What is needed: Find every line of the listing below where "this" appears, and copy it.

Entries with figure data:
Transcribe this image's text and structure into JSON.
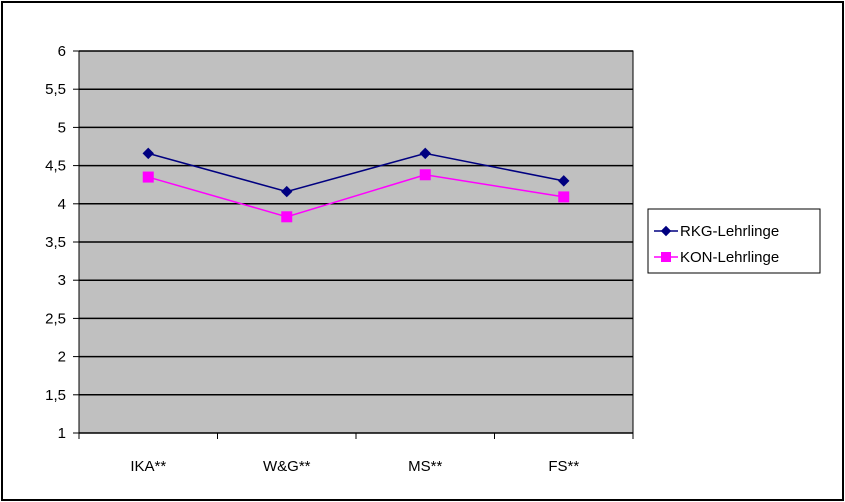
{
  "chart_data": {
    "type": "line",
    "categories": [
      "IKA**",
      "W&G**",
      "MS**",
      "FS**"
    ],
    "series": [
      {
        "name": "RKG-Lehrlinge",
        "values": [
          4.66,
          4.16,
          4.66,
          4.3
        ],
        "color": "#000080",
        "marker": "diamond"
      },
      {
        "name": "KON-Lehrlinge",
        "values": [
          4.35,
          3.83,
          4.38,
          4.09
        ],
        "color": "#ff00ff",
        "marker": "square"
      }
    ],
    "yticks": [
      "1",
      "1,5",
      "2",
      "2,5",
      "3",
      "3,5",
      "4",
      "4,5",
      "5",
      "5,5",
      "6"
    ],
    "ylim": [
      1,
      6
    ],
    "grid": true,
    "plot_background": "#c0c0c0",
    "legend_position": "right"
  }
}
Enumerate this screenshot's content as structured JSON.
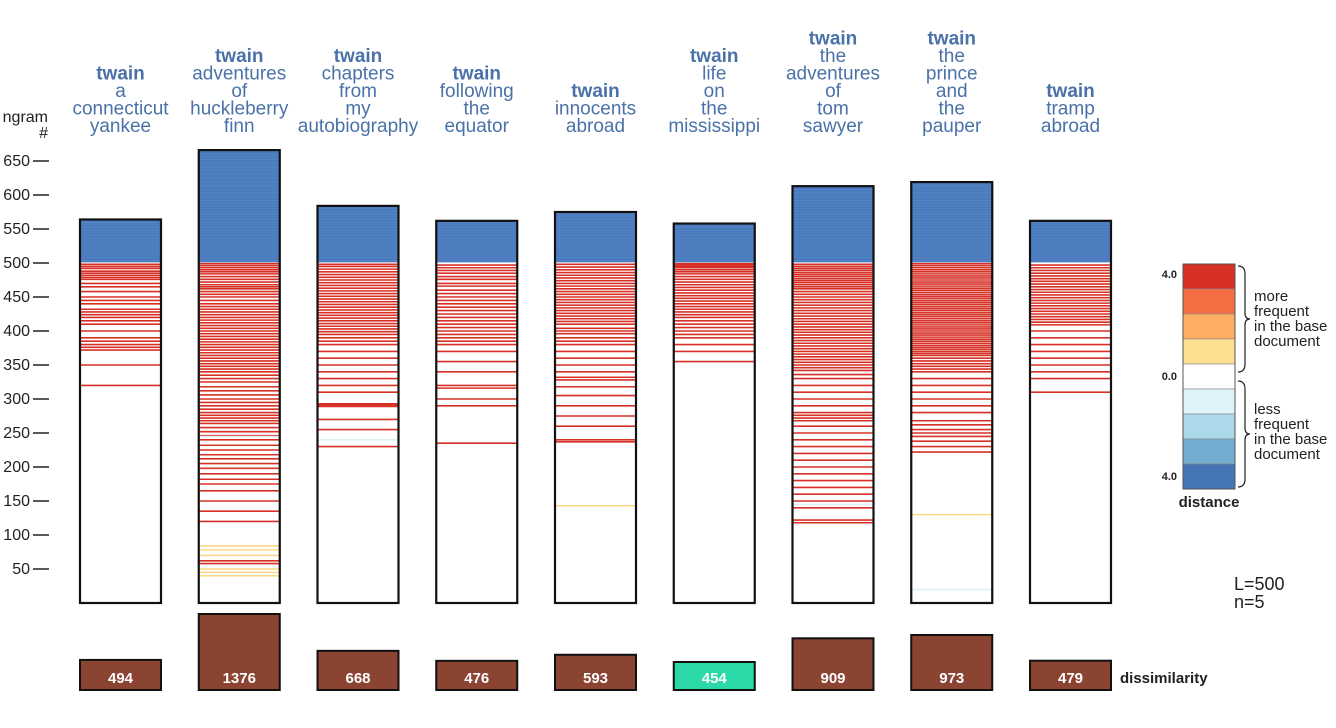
{
  "chart_data": {
    "type": "bar",
    "y_axis": {
      "label_lines": [
        "ngram",
        "#"
      ],
      "ticks": [
        50,
        100,
        150,
        200,
        250,
        300,
        350,
        400,
        450,
        500,
        550,
        600,
        650
      ],
      "range": [
        0,
        700
      ]
    },
    "L": 500,
    "n": 5,
    "L_label": "L=500",
    "n_label": "n=5",
    "dissimilarity_label": "dissimilarity",
    "colors": {
      "blue": "#4a7bbf",
      "red": "#d73027",
      "yellow": "#fdd57d",
      "lightblue": "#d9eef5",
      "score": "#8b4332",
      "score_min": "#2bd9a8",
      "title": "#4a72a8"
    },
    "books": [
      {
        "title_lines": [
          "twain",
          "a",
          "connecticut",
          "yankee"
        ],
        "ngram_count": 564,
        "dissimilarity": 494,
        "dissimilarity_label": "494",
        "red_ngrams": [
          498,
          495,
          492,
          488,
          485,
          482,
          479,
          476,
          470,
          465,
          458,
          450,
          445,
          440,
          432,
          428,
          424,
          420,
          415,
          410,
          400,
          390,
          385,
          380,
          376,
          372,
          350,
          320
        ],
        "yellow_ngrams": [],
        "lightblue_ngrams": []
      },
      {
        "title_lines": [
          "twain",
          "adventures",
          "of",
          "huckleberry",
          "finn"
        ],
        "ngram_count": 666,
        "dissimilarity": 1376,
        "dissimilarity_label": "1376",
        "red_ngrams": [
          499,
          496,
          493,
          490,
          487,
          484,
          480,
          476,
          472,
          468,
          465,
          462,
          458,
          454,
          450,
          445,
          440,
          436,
          432,
          428,
          424,
          420,
          416,
          412,
          408,
          404,
          400,
          396,
          392,
          388,
          384,
          380,
          376,
          372,
          368,
          364,
          360,
          356,
          352,
          348,
          344,
          340,
          335,
          330,
          325,
          318,
          312,
          306,
          300,
          295,
          290,
          285,
          280,
          276,
          272,
          268,
          264,
          258,
          252,
          246,
          240,
          232,
          225,
          218,
          212,
          205,
          198,
          190,
          182,
          175,
          165,
          150,
          135,
          120,
          62,
          58
        ],
        "yellow_ngrams": [
          84,
          78,
          70,
          50,
          45,
          40
        ],
        "lightblue_ngrams": [
          245
        ]
      },
      {
        "title_lines": [
          "twain",
          "chapters",
          "from",
          "my",
          "autobiography"
        ],
        "ngram_count": 584,
        "dissimilarity": 668,
        "dissimilarity_label": "668",
        "red_ngrams": [
          498,
          495,
          491,
          487,
          483,
          479,
          475,
          471,
          467,
          463,
          459,
          455,
          451,
          447,
          443,
          439,
          435,
          431,
          427,
          423,
          419,
          415,
          411,
          407,
          403,
          399,
          395,
          390,
          385,
          380,
          370,
          360,
          350,
          340,
          330,
          320,
          310,
          293,
          291,
          289,
          270,
          255,
          230
        ],
        "yellow_ngrams": [],
        "lightblue_ngrams": [
          240
        ]
      },
      {
        "title_lines": [
          "twain",
          "following",
          "the",
          "equator"
        ],
        "ngram_count": 562,
        "dissimilarity": 476,
        "dissimilarity_label": "476",
        "red_ngrams": [
          497,
          493,
          489,
          485,
          480,
          476,
          470,
          466,
          460,
          455,
          450,
          445,
          440,
          435,
          430,
          425,
          420,
          415,
          410,
          405,
          400,
          395,
          390,
          385,
          380,
          370,
          355,
          340,
          320,
          316,
          300,
          290,
          235
        ],
        "yellow_ngrams": [],
        "lightblue_ngrams": []
      },
      {
        "title_lines": [
          "twain",
          "innocents",
          "abroad"
        ],
        "ngram_count": 575,
        "dissimilarity": 593,
        "dissimilarity_label": "593",
        "red_ngrams": [
          498,
          494,
          490,
          486,
          482,
          478,
          474,
          470,
          466,
          462,
          458,
          454,
          450,
          446,
          442,
          438,
          434,
          430,
          426,
          422,
          418,
          414,
          410,
          404,
          400,
          396,
          390,
          385,
          380,
          370,
          360,
          350,
          340,
          332,
          328,
          318,
          305,
          290,
          275,
          260,
          240,
          237
        ],
        "yellow_ngrams": [
          143
        ],
        "lightblue_ngrams": []
      },
      {
        "title_lines": [
          "twain",
          "life",
          "on",
          "the",
          "mississippi"
        ],
        "ngram_count": 558,
        "dissimilarity": 454,
        "dissimilarity_label": "454",
        "red_ngrams": [
          499,
          497,
          495,
          493,
          490,
          487,
          484,
          480,
          476,
          472,
          468,
          464,
          460,
          456,
          452,
          448,
          444,
          440,
          436,
          432,
          428,
          424,
          420,
          415,
          410,
          405,
          400,
          395,
          390,
          380,
          370,
          355
        ],
        "yellow_ngrams": [],
        "lightblue_ngrams": []
      },
      {
        "title_lines": [
          "twain",
          "the",
          "adventures",
          "of",
          "tom",
          "sawyer"
        ],
        "ngram_count": 613,
        "dissimilarity": 909,
        "dissimilarity_label": "909",
        "red_ngrams": [
          498,
          495,
          492,
          489,
          486,
          483,
          480,
          477,
          474,
          471,
          468,
          465,
          462,
          458,
          454,
          450,
          446,
          442,
          438,
          434,
          430,
          426,
          422,
          418,
          414,
          410,
          406,
          402,
          398,
          394,
          390,
          386,
          382,
          378,
          374,
          370,
          366,
          362,
          358,
          354,
          350,
          346,
          342,
          336,
          330,
          320,
          310,
          300,
          290,
          280,
          276,
          272,
          268,
          260,
          250,
          240,
          230,
          220,
          210,
          200,
          190,
          180,
          170,
          160,
          150,
          140,
          122,
          118
        ],
        "yellow_ngrams": [],
        "lightblue_ngrams": [
          145
        ]
      },
      {
        "title_lines": [
          "twain",
          "the",
          "prince",
          "and",
          "the",
          "pauper"
        ],
        "ngram_count": 619,
        "dissimilarity": 973,
        "dissimilarity_label": "973",
        "red_ngrams": [
          499,
          496,
          493,
          490,
          487,
          484,
          481,
          478,
          475,
          472,
          469,
          466,
          463,
          460,
          457,
          454,
          451,
          448,
          445,
          442,
          439,
          436,
          433,
          430,
          427,
          424,
          421,
          418,
          415,
          412,
          409,
          406,
          403,
          400,
          397,
          394,
          391,
          388,
          385,
          382,
          379,
          376,
          373,
          370,
          367,
          364,
          360,
          356,
          352,
          348,
          344,
          340,
          330,
          320,
          310,
          300,
          290,
          280,
          268,
          262,
          255,
          250,
          245,
          238,
          230,
          222
        ],
        "yellow_ngrams": [
          130
        ],
        "lightblue_ngrams": [
          20
        ]
      },
      {
        "title_lines": [
          "twain",
          "tramp",
          "abroad"
        ],
        "ngram_count": 562,
        "dissimilarity": 479,
        "dissimilarity_label": "479",
        "red_ngrams": [
          497,
          493,
          489,
          485,
          481,
          477,
          473,
          469,
          465,
          461,
          457,
          453,
          449,
          445,
          441,
          437,
          433,
          429,
          425,
          421,
          417,
          413,
          409,
          400,
          390,
          380,
          370,
          360,
          350,
          340,
          330,
          310
        ],
        "yellow_ngrams": [],
        "lightblue_ngrams": []
      }
    ],
    "legend": {
      "title": "distance",
      "top_value": "4.0",
      "mid_value": "0.0",
      "bottom_value": "4.0",
      "colors": [
        "#d73027",
        "#f46d43",
        "#fdae61",
        "#fee090",
        "#ffffff",
        "#e0f3f8",
        "#abd9e9",
        "#74add1",
        "#4575b4"
      ],
      "upper_text": [
        "more",
        "frequent",
        "in the base",
        "document"
      ],
      "lower_text": [
        "less",
        "frequent",
        "in the base",
        "document"
      ]
    }
  }
}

Response:
Transcribe this image's text and structure into JSON.
Enumerate this screenshot's content as structured JSON.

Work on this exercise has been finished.